# Aim of the exercise
Check each line of the listing below for the string "Juli", and copy the ones that have it.

# Data supplied
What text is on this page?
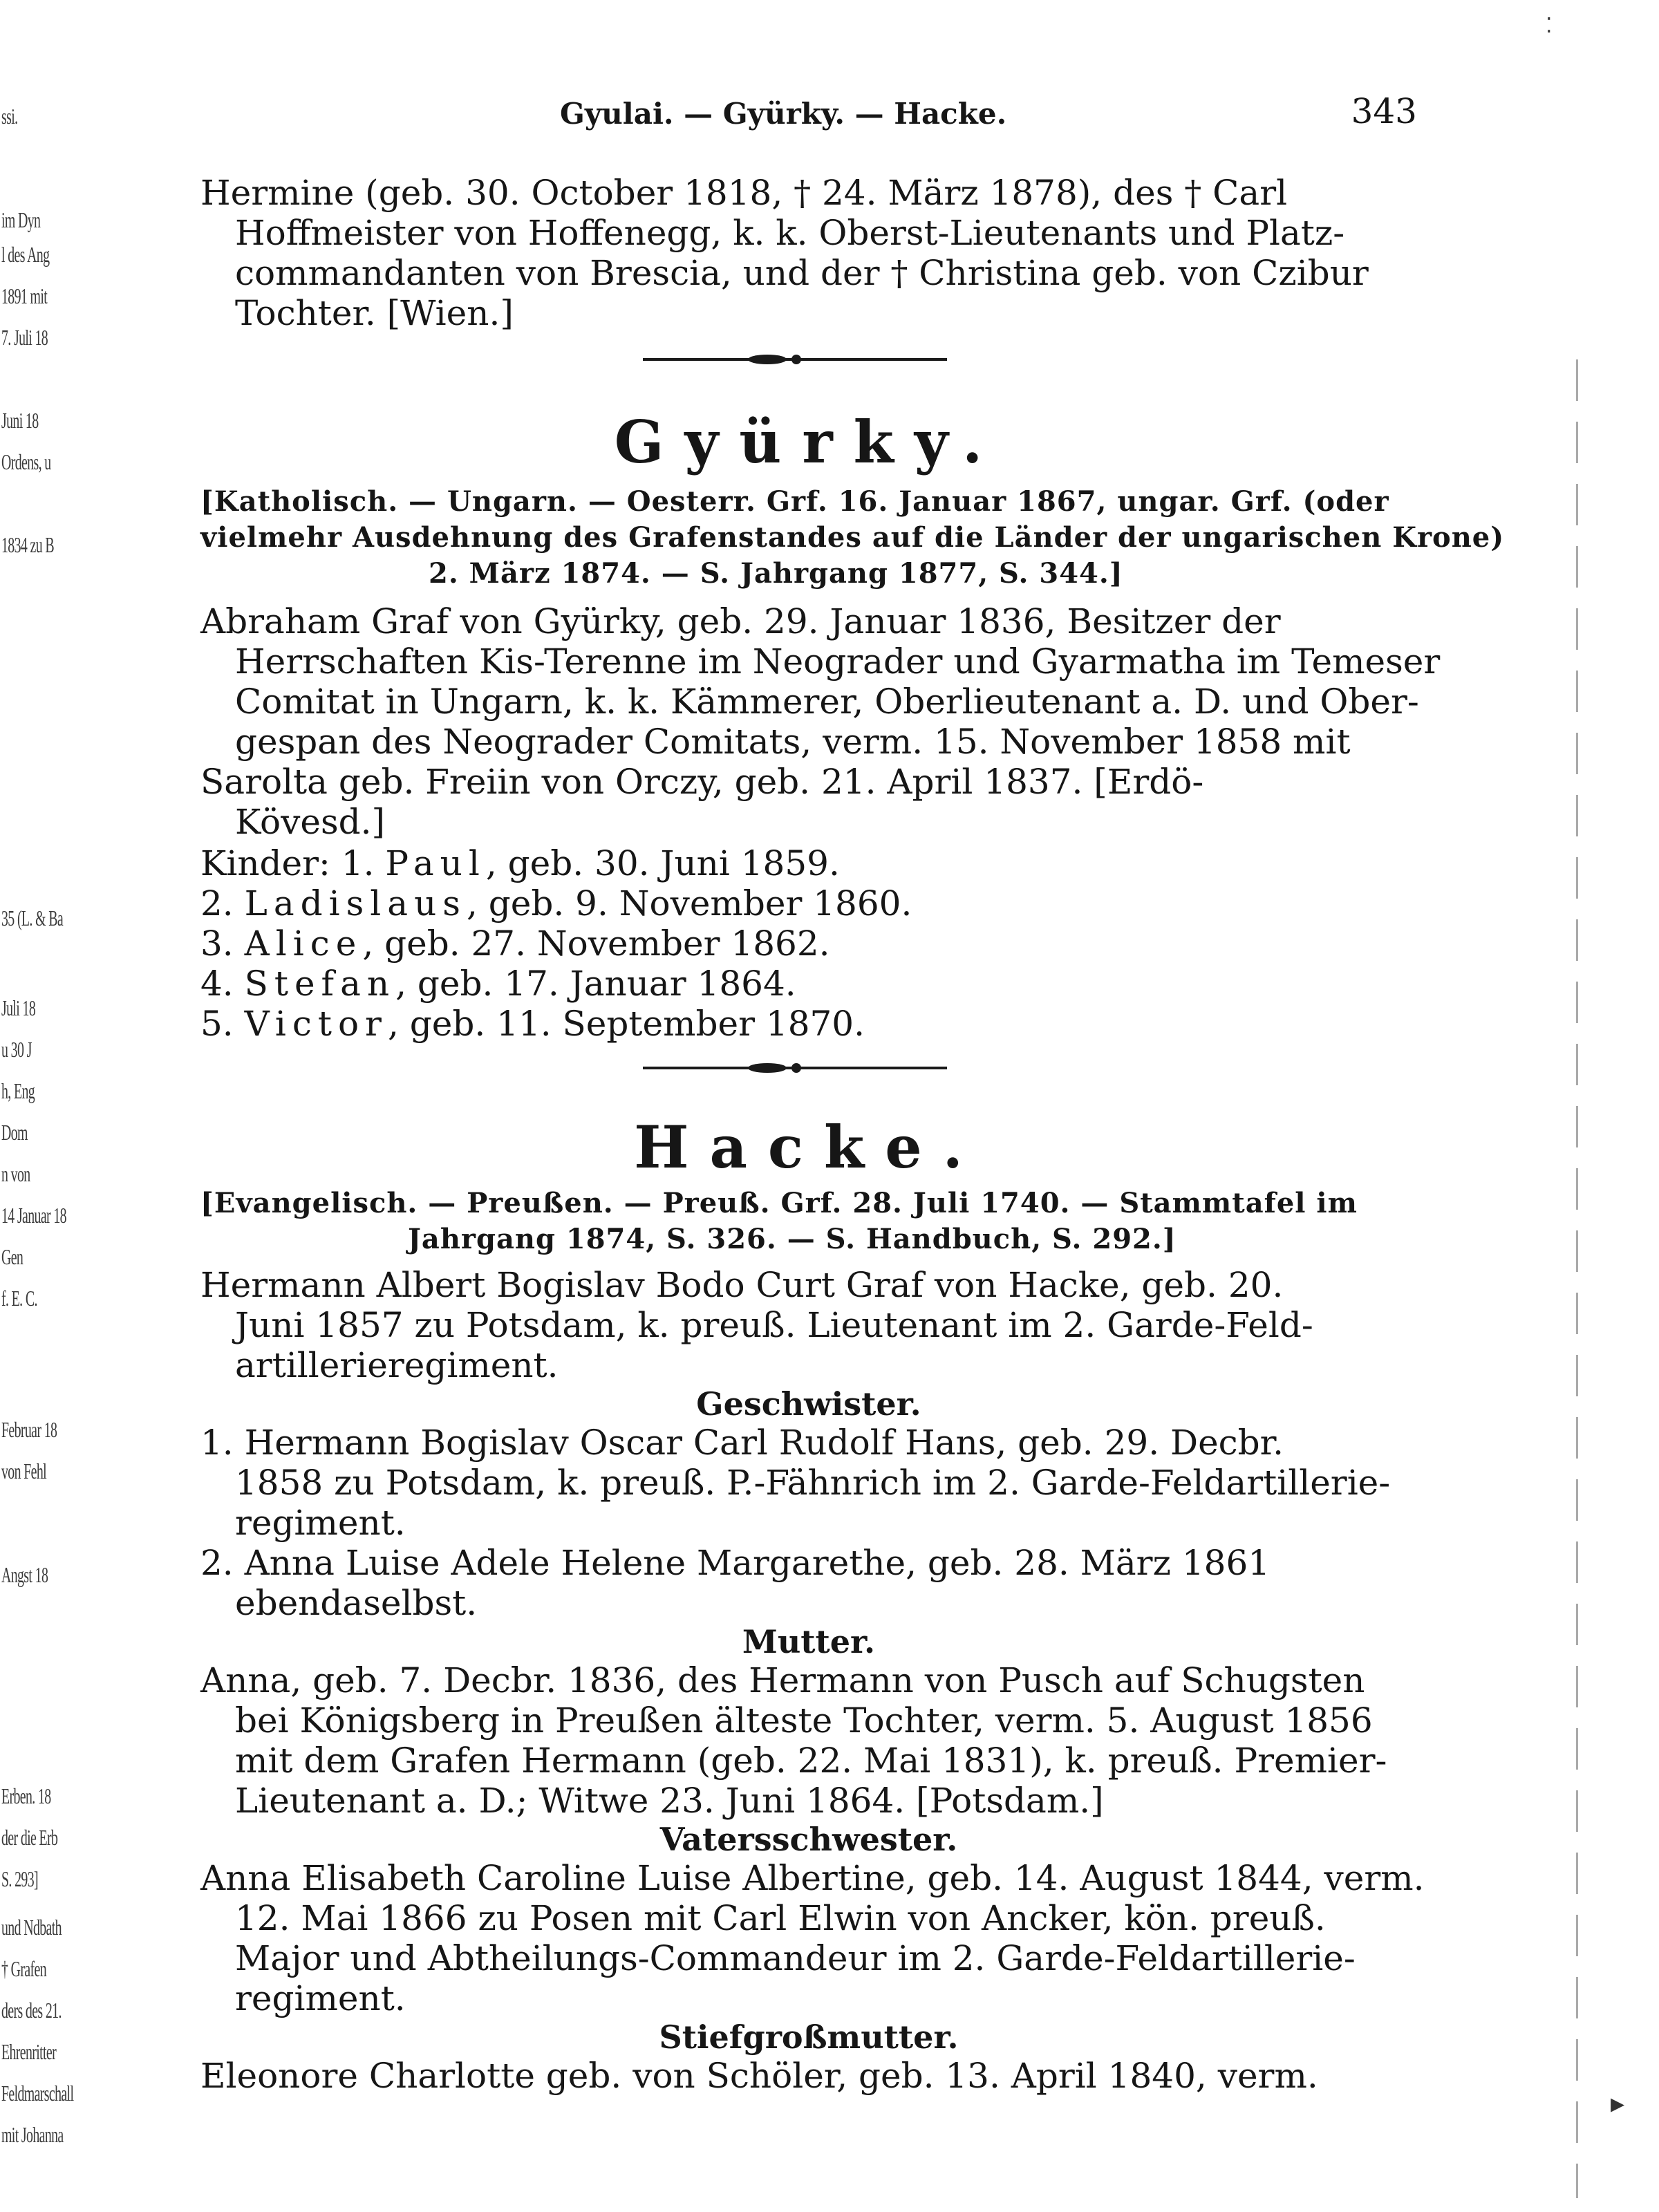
ssi.
im Dyn
l des Ang
1891 mit
7. Juli 18
Juni 18
Ordens, u
1834 zu B
35 (L. & Ba
Juli 18
u 30 J
h, Eng
Dom
n von
14 Januar 18
Gen
f. E. C.
Februar 18
von Fehl
Angst 18
Erben. 18
der die Erb
S. 293]
und Ndbath
† Grafen
ders des 21.
Ehrenritter
Feldmarschall
mit Johanna
⁚
▸
Gyulai. — Gyürky. — Hacke.	343
Hermine (geb. 30. October 1818, † 24. März 1878), des † Carl
Hoffmeister von Hoffenegg, k. k. Oberst-Lieutenants und Platz-
commandanten von Brescia, und der † Christina geb. von Czibur
Tochter. [Wien.]
Gyürky.
[Katholisch. — Ungarn. — Oesterr. Grf. 16. Januar 1867, ungar. Grf. (oder
vielmehr Ausdehnung des Grafenstandes auf die Länder der ungarischen Krone)
2. März 1874. — S. Jahrgang 1877, S. 344.]
Abraham Graf von Gyürky, geb. 29. Januar 1836, Besitzer der
Herrschaften Kis-Terenne im Neograder und Gyarmatha im Temeser
Comitat in Ungarn, k. k. Kämmerer, Oberlieutenant a. D. und Ober-
gespan des Neograder Comitats, verm. 15. November 1858 mit
Sarolta geb. Freiin von Orczy, geb. 21. April 1837. [Erdö-
Kövesd.]
Kinder: 1. Paul, geb. 30. Juni 1859.
2. Ladislaus, geb. 9. November 1860.
3. Alice, geb. 27. November 1862.
4. Stefan, geb. 17. Januar 1864.
5. Victor, geb. 11. September 1870.
Hacke.
[Evangelisch. — Preußen. — Preuß. Grf. 28. Juli 1740. — Stammtafel im
Jahrgang 1874, S. 326. — S. Handbuch, S. 292.]
Hermann Albert Bogislav Bodo Curt Graf von Hacke, geb. 20.
Juni 1857 zu Potsdam, k. preuß. Lieutenant im 2. Garde-Feld-
artillerieregiment.
Geschwister.
1. Hermann Bogislav Oscar Carl Rudolf Hans, geb. 29. Decbr.
1858 zu Potsdam, k. preuß. P.-Fähnrich im 2. Garde-Feldartillerie-
regiment.
2. Anna Luise Adele Helene Margarethe, geb. 28. März 1861
ebendaselbst.
Mutter.
Anna, geb. 7. Decbr. 1836, des Hermann von Pusch auf Schugsten
bei Königsberg in Preußen älteste Tochter, verm. 5. August 1856
mit dem Grafen Hermann (geb. 22. Mai 1831), k. preuß. Premier-
Lieutenant a. D.; Witwe 23. Juni 1864. [Potsdam.]
Vatersschwester.
Anna Elisabeth Caroline Luise Albertine, geb. 14. August 1844, verm.
12. Mai 1866 zu Posen mit Carl Elwin von Ancker, kön. preuß.
Major und Abtheilungs-Commandeur im 2. Garde-Feldartillerie-
regiment.
Stiefgroßmutter.
Eleonore Charlotte geb. von Schöler, geb. 13. April 1840, verm.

# Answer to this exercise
7. Juli 18
Juli 18
[Evangelisch. — Preußen. — Preuß. Grf. 28. Juli 1740. — Stammtafel im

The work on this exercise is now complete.